- _Extracted data_:
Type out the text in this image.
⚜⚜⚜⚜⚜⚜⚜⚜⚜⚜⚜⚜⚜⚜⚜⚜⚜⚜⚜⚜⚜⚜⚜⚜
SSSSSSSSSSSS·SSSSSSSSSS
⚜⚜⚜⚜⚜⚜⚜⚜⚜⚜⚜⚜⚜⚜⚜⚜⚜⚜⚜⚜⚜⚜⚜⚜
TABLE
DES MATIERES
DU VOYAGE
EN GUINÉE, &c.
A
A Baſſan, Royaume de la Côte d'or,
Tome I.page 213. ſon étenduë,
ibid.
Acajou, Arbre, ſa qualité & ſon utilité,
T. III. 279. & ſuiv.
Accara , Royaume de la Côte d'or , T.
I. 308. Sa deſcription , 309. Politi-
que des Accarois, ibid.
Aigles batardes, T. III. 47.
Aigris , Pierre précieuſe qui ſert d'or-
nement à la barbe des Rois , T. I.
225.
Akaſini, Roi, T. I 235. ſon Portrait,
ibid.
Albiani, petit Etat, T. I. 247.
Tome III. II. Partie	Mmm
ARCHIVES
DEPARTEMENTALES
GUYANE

- _Job_:
All of the lines above must be returned exactly.

- _Solved exercise_:
Type out the text in this image.
⚜⚜⚜⚜⚜⚜⚜⚜⚜⚜⚜⚜⚜⚜⚜⚜⚜⚜⚜⚜⚜⚜⚜⚜
SSSSSSSSSSSS·SSSSSSSSSS
⚜⚜⚜⚜⚜⚜⚜⚜⚜⚜⚜⚜⚜⚜⚜⚜⚜⚜⚜⚜⚜⚜⚜⚜
TABLE
DES MATIERES
DU VOYAGE
EN GUINÉE, &c.
A
A Baſſan, Royaume de la Côte d'or,
Tome I.page 213. ſon étenduë,
ibid.
Acajou, Arbre, ſa qualité & ſon utilité,
T. III. 279. & ſuiv.
Accara , Royaume de la Côte d'or , T.
I. 308. Sa deſcription , 309. Politi-
que des Accarois, ibid.
Aigles batardes, T. III. 47.
Aigris , Pierre précieuſe qui ſert d'or-
nement à la barbe des Rois , T. I.
225.
Akaſini, Roi, T. I 235. ſon Portrait,
ibid.
Albiani, petit Etat, T. I. 247.
Tome III. II. Partie	Mmm
ARCHIVES
DEPARTEMENTALES
GUYANE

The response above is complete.